[Problem to solve]:
The exercise asks you to copy every line below in which "songs" appears.
* * * * * * *
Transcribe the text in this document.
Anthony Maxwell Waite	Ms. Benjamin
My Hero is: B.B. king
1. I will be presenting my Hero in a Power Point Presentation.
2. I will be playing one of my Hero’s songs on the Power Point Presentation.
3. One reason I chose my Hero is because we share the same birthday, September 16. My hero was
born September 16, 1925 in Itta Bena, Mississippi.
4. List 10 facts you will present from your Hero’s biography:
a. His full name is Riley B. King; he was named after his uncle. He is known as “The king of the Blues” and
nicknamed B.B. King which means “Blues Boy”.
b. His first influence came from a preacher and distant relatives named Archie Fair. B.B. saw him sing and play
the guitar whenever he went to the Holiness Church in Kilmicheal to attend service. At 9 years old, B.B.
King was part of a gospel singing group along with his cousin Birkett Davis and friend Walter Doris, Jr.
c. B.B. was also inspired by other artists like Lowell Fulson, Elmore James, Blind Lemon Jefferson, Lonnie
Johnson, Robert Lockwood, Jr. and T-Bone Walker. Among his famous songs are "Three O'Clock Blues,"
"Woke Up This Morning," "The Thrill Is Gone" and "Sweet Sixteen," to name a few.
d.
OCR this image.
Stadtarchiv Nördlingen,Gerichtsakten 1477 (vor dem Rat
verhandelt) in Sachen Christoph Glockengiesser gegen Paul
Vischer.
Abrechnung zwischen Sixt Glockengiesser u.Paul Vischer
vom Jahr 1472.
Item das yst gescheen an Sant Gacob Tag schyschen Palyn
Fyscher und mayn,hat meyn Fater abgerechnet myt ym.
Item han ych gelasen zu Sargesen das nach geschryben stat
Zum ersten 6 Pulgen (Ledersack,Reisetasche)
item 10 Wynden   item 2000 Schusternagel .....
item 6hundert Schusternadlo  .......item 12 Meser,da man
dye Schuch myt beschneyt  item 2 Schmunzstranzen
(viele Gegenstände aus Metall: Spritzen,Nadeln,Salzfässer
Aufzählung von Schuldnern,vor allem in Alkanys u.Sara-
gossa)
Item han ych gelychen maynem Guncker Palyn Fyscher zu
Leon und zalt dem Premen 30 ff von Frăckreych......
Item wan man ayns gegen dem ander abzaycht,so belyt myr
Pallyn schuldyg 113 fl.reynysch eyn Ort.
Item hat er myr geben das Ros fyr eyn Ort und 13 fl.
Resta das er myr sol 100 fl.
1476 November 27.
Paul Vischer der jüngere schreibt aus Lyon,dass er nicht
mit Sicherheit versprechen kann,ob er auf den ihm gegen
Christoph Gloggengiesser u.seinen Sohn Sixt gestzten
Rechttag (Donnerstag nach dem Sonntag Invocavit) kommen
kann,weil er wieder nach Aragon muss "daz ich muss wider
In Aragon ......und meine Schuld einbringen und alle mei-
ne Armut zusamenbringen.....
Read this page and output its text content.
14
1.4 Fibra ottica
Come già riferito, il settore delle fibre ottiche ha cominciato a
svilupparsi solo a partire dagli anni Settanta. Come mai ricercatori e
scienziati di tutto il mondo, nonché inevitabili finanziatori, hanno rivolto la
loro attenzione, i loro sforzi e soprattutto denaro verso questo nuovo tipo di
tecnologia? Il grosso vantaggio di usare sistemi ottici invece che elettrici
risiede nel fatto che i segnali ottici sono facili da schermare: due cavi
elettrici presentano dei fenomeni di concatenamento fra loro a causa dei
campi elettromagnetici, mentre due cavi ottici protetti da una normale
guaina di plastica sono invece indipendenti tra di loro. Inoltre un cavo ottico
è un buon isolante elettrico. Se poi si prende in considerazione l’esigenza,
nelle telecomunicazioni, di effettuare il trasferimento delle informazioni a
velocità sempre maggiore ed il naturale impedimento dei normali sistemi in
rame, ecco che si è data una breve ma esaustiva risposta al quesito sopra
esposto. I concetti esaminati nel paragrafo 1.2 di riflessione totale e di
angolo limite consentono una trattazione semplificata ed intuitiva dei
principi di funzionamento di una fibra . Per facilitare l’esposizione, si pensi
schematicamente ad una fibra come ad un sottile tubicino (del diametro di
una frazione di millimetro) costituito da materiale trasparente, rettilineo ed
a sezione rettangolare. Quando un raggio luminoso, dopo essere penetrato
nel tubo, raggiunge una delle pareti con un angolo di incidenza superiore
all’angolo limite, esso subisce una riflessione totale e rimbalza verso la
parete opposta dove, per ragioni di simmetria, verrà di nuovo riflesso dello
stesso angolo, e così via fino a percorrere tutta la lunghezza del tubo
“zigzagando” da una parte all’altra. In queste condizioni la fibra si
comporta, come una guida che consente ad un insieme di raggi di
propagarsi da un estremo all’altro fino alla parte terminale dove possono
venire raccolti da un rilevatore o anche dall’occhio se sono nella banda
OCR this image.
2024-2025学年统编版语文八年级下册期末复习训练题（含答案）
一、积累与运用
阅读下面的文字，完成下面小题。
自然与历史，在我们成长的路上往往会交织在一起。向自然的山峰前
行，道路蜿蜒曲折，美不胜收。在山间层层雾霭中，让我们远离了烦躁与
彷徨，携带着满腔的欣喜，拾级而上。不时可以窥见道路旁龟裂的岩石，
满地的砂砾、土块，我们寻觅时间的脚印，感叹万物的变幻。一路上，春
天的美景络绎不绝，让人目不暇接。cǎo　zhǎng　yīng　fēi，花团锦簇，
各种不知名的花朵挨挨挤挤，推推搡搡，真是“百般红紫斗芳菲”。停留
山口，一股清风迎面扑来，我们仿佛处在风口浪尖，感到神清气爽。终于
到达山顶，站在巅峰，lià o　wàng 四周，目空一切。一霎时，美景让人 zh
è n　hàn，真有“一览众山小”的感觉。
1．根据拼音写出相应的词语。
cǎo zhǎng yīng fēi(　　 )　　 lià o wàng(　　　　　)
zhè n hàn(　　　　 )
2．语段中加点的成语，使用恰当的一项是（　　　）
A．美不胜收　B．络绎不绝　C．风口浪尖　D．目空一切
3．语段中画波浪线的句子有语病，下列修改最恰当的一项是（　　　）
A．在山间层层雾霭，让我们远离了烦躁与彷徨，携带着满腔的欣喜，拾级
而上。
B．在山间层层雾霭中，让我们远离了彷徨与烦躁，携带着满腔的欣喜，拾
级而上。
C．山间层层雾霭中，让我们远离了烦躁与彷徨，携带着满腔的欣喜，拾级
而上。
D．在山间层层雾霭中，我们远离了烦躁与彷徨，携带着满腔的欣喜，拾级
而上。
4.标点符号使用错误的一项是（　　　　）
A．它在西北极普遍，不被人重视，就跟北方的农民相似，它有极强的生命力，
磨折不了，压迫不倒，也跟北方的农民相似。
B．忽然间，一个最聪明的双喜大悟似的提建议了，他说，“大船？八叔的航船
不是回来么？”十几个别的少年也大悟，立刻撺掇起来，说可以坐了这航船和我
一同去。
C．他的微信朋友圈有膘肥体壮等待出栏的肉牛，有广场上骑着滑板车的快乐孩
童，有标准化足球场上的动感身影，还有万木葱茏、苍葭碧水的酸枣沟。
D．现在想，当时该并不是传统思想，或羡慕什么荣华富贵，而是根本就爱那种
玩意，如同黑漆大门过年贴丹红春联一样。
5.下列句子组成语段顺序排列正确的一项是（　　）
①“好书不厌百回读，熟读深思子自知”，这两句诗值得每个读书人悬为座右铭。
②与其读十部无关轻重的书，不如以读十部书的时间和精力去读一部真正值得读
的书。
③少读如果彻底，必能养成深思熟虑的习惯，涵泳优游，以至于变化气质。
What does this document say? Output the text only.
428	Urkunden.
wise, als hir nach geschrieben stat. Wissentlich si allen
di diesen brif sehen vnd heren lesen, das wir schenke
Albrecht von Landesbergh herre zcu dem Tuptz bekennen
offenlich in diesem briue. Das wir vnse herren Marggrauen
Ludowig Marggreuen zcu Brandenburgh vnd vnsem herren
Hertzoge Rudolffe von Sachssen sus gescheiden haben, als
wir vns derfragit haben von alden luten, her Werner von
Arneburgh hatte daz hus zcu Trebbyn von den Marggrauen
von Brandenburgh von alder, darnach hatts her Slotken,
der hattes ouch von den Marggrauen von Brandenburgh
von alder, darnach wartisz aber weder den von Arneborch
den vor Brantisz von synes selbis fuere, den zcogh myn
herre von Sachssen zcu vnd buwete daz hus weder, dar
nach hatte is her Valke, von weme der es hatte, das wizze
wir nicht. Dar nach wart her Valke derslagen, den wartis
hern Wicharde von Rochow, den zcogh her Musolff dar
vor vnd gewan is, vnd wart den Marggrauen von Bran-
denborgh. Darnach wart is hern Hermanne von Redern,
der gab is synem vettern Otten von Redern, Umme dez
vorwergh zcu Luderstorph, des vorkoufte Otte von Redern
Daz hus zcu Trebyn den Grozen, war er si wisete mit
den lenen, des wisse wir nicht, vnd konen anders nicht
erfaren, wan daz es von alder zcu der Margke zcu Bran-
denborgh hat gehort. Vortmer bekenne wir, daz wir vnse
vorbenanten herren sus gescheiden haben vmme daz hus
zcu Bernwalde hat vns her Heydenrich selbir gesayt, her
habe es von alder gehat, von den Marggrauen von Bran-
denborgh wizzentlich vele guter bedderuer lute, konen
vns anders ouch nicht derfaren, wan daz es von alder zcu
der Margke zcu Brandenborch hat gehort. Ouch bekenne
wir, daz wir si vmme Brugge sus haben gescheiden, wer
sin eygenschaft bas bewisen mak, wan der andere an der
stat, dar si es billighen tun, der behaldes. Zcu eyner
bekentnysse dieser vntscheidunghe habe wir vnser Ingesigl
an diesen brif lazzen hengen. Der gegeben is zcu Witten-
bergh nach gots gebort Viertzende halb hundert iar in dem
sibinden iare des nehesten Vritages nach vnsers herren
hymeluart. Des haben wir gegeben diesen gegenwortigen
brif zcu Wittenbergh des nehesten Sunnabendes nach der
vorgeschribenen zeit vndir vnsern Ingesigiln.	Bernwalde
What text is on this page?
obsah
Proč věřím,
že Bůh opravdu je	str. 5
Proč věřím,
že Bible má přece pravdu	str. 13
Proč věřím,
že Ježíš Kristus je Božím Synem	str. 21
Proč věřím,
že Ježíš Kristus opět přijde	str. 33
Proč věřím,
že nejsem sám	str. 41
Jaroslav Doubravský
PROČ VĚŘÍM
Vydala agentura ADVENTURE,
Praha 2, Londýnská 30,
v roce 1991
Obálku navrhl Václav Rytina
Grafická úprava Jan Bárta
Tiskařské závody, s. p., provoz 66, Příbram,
* * * * * * *
[Completed exercise]:
2. I will be playing one of my Hero’s songs on the Power Point Presentation.
Johnson, Robert Lockwood, Jr. and T-Bone Walker. Among his famous songs are "Three O'Clock Blues,"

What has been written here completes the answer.